_Extracted text_
= = = = = = =

GPU Megat[H]read - the cores of wrath grew heavy on the die that day

The Something Awful Forums > Discussion > Serious Hardware/Software Crap > GPU Megat[H]read - the cores of wrath grew heavy on the die that day

«‹›3859 »

BeanBandit: Mar 15, 2001; Beanbandit?
Son of a bitch!

For those having problems with Tomb Raider on Nvidia cards, the latest beta drivers dramatically increased performance for me:

code:

	314.07	314.21 (beta)

Tomb Raider - Ultra settings
min	18.20	44.05
max	33.95	61.30
avg	31.20	52.70

Tomb Raider - Ultimate settings
min	 8.35	24.85
max	26.20	42.80
avg	22.05	33.85

# ? Mar 16, 2013 11:12

Adbot: ADBOT LOVES YOU

# ? May 15, 2024 14:09

Animal: Apr 8, 2003

BeanBandit posted:

For those having problems with Tomb Raider on Nvidia cards, the latest beta drivers dramatically increased performance for me:
code:
	314.07	314.21 (beta)

Tomb Raider - Ultra settings
min	18.20	44.05
max	33.95	61.30
avg	31.20	52.70

Tomb Raider - Ultimate settings
min	 8.35	24.85
max	26.20	42.80
avg	22.05	33.85

What is your GPU? That is an impressive gain.

# ? Mar 16, 2013 14:33

BeanBandit: Mar 15, 2001; Beanbandit?

= = = = = = =

_Extracted data_

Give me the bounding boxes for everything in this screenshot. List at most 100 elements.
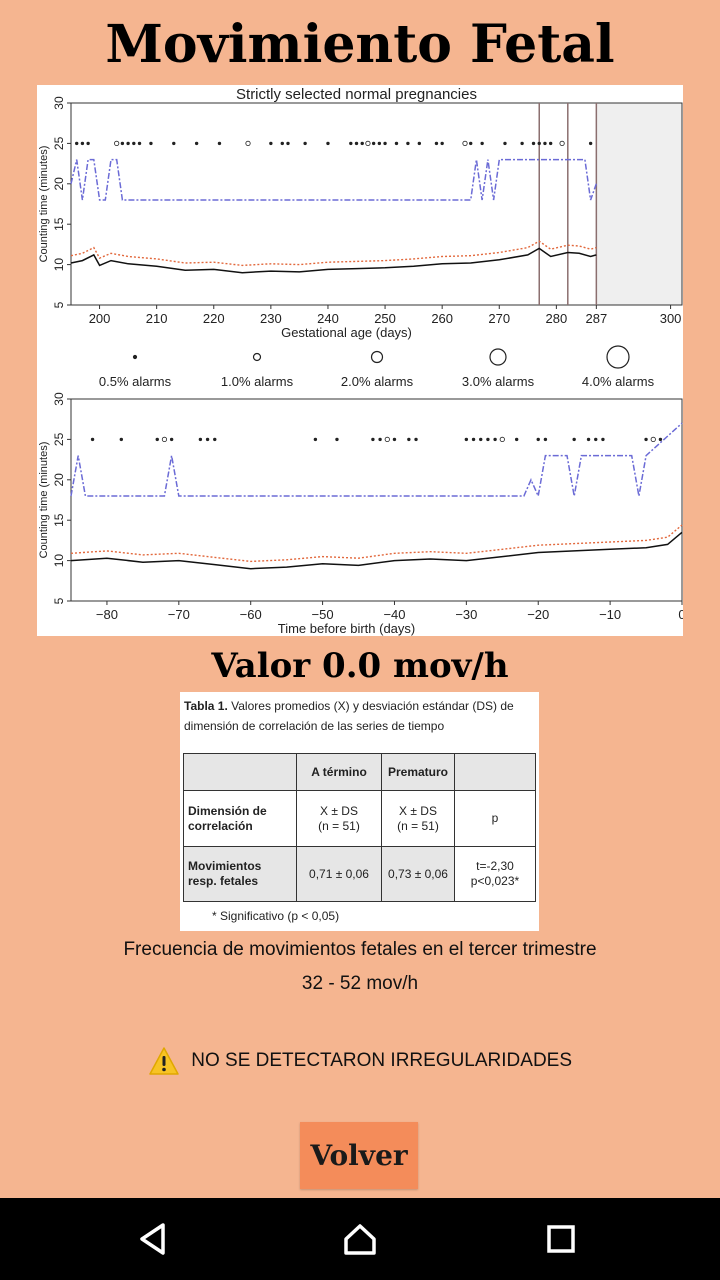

= = = = = = =

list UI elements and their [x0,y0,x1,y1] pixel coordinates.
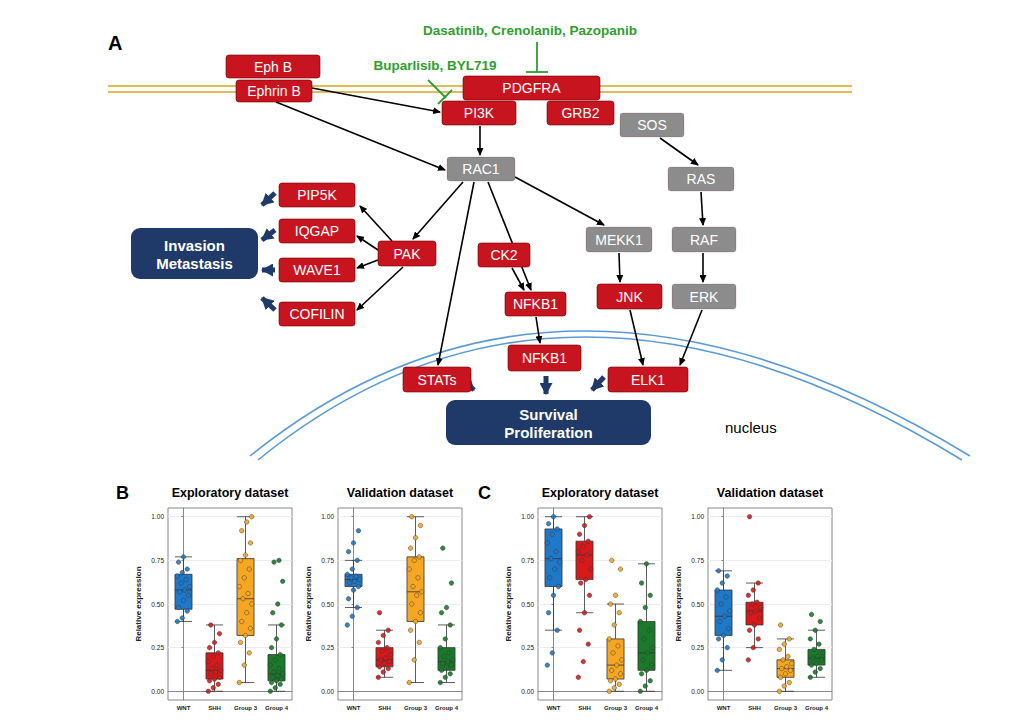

= = = = = = =

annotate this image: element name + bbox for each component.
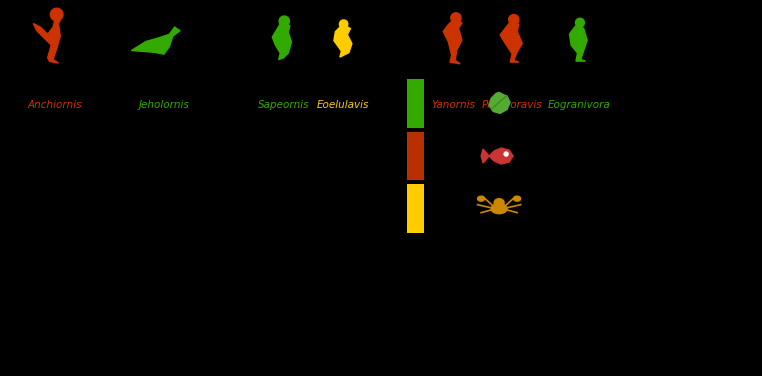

= = = = = = =

_Challenge_
Summarize the forum thread in two sentences.

_Task result_
A poster on the Something Awful Forums reports that the 314.21 beta Nvidia drivers dramatically increased Tomb Raider performance over 314.07, with the average frame rate rising from 31.20 to 52.70 at Ultra settings and from 22.05 to 33.85 at Ultimate settings. Another user quotes the post, calls the gain impressive, and asks what GPU the poster has.